• _Directions for this task_: Do any lines in the data below contain "left"? If so, copy every one of them.

● ● ● ●

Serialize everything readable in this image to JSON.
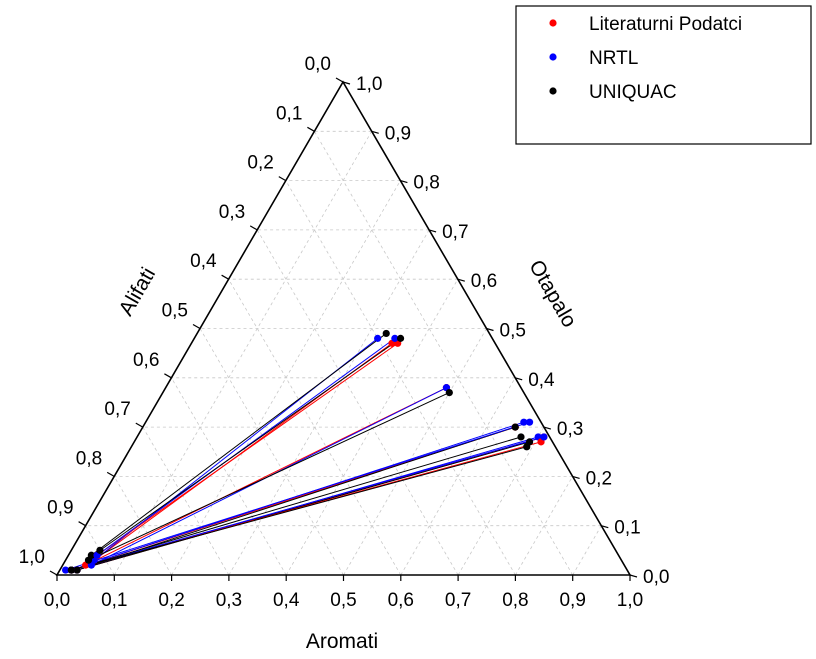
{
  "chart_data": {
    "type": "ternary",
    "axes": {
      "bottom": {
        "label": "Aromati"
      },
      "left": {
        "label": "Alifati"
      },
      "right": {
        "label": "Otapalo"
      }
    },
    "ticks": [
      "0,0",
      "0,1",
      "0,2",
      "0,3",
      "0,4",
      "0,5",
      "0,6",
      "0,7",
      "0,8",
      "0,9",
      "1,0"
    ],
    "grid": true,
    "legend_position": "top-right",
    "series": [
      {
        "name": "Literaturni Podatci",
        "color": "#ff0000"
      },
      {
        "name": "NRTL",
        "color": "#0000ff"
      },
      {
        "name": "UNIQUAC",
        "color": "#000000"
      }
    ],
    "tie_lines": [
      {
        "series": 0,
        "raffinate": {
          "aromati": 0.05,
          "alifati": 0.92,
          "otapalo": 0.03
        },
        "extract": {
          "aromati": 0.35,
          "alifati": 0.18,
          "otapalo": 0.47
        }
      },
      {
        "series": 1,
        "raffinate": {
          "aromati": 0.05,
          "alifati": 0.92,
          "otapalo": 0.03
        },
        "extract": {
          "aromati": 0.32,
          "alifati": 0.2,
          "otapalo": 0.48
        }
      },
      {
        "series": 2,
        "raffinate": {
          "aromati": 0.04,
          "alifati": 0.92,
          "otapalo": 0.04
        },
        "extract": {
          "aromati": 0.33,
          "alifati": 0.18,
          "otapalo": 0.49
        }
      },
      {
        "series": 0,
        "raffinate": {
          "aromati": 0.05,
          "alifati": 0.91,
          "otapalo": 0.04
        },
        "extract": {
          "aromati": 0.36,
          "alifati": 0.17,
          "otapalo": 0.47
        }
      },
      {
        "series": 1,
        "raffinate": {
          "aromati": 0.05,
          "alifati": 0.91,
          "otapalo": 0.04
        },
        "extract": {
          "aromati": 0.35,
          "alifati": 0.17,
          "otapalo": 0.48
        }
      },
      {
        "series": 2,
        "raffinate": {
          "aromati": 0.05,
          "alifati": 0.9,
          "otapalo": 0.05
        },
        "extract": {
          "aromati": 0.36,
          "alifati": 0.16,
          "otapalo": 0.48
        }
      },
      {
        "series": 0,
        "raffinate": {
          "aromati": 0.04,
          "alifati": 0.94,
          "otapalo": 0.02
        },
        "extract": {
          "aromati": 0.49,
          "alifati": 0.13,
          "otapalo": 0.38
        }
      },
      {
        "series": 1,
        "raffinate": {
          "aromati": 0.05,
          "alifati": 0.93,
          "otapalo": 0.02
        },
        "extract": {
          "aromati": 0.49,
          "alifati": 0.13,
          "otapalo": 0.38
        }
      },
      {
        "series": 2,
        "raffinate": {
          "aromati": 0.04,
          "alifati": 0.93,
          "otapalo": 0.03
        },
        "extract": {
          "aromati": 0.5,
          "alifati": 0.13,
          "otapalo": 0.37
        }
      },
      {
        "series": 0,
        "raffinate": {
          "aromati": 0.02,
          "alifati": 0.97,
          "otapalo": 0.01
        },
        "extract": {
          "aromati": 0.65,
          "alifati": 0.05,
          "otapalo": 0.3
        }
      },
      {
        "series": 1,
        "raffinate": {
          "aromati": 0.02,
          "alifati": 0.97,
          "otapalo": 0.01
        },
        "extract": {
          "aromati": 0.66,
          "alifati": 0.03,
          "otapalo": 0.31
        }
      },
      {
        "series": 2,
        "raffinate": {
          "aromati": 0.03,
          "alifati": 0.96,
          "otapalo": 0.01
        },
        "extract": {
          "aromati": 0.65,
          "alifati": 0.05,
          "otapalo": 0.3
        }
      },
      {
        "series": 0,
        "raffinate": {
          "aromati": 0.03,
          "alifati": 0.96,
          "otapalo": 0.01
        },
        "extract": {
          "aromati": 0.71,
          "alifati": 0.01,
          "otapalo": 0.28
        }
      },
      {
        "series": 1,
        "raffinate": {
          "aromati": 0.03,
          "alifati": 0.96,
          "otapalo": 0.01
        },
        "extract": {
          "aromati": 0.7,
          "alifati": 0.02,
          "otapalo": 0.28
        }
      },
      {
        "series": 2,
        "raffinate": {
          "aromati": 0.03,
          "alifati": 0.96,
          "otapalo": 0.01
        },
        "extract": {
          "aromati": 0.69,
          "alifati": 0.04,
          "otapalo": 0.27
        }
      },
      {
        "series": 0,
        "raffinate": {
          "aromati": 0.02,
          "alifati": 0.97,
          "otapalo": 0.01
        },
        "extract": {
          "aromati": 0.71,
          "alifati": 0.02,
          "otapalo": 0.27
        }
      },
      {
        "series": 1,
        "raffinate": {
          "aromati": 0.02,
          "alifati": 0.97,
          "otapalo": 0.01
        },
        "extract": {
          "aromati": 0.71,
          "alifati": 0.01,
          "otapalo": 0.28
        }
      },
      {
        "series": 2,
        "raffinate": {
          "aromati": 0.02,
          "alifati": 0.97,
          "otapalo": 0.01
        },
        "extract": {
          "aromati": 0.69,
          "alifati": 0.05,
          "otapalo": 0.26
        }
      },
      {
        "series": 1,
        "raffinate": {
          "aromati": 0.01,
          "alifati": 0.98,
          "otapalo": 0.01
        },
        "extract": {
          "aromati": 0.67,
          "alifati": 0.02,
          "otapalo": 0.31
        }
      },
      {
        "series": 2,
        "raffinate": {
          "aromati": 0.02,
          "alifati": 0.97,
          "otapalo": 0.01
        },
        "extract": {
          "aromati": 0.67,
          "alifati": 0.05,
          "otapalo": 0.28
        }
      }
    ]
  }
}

● ● ● ●

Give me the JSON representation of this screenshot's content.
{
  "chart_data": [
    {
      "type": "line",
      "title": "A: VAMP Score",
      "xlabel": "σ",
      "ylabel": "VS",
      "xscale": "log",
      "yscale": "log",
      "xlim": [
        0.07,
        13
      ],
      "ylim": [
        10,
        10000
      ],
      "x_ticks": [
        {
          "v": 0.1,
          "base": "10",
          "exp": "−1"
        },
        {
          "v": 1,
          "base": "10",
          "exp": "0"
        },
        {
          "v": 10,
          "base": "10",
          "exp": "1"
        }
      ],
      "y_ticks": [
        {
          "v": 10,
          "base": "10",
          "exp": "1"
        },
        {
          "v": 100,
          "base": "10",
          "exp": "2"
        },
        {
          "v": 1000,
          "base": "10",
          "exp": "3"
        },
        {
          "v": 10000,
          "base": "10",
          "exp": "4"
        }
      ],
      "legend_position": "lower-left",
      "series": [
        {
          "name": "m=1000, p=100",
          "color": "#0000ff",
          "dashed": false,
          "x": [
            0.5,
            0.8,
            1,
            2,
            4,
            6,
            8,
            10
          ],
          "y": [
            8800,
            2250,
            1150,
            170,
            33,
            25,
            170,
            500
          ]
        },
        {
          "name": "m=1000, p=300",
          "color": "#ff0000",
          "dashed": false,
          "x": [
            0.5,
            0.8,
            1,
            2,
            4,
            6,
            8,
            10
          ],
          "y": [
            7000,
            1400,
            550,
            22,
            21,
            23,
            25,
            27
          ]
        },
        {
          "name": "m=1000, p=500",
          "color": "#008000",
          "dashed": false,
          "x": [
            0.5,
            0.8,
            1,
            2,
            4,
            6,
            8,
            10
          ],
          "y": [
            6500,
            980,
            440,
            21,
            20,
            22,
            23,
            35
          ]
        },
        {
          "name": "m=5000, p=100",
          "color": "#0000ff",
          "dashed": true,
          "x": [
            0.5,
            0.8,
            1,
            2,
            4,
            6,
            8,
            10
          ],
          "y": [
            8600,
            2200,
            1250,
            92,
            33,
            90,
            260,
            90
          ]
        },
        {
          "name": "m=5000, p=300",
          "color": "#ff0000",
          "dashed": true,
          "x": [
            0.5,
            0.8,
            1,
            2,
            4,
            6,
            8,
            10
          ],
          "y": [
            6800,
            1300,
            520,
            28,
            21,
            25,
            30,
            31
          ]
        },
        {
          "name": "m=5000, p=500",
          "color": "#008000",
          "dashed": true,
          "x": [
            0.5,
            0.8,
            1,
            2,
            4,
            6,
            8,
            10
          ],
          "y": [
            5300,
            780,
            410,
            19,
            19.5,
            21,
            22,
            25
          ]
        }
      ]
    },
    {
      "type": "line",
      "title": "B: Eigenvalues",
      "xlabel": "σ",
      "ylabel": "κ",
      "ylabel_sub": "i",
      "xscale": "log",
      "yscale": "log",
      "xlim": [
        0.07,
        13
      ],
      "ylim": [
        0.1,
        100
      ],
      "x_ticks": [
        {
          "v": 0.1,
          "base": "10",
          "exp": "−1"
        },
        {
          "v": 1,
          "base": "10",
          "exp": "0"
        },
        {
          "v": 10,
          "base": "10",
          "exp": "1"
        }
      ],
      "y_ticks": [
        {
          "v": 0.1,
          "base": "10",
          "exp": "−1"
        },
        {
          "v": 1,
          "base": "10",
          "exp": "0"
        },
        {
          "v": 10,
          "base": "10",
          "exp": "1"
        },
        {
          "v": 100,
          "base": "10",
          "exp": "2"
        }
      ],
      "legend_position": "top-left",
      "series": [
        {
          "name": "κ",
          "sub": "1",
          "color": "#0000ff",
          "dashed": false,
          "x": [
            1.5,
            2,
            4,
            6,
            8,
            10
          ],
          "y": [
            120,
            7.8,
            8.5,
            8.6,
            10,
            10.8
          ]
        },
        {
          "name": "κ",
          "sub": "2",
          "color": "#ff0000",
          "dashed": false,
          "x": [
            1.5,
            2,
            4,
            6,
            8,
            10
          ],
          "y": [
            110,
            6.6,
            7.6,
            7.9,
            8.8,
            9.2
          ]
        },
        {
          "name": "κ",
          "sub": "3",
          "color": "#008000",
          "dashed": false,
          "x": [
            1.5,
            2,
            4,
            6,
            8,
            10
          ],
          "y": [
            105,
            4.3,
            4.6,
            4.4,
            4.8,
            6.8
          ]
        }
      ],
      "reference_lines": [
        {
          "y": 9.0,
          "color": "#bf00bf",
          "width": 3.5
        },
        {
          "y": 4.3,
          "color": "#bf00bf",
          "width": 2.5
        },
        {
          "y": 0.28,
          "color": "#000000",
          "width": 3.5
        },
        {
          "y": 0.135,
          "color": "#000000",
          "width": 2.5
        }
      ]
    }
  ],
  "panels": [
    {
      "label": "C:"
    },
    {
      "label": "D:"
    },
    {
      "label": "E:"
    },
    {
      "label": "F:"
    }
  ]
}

● ● ● ●

• _Correct answer_:
      "left": {
      "legend_position": "lower-left",
      "legend_position": "top-left",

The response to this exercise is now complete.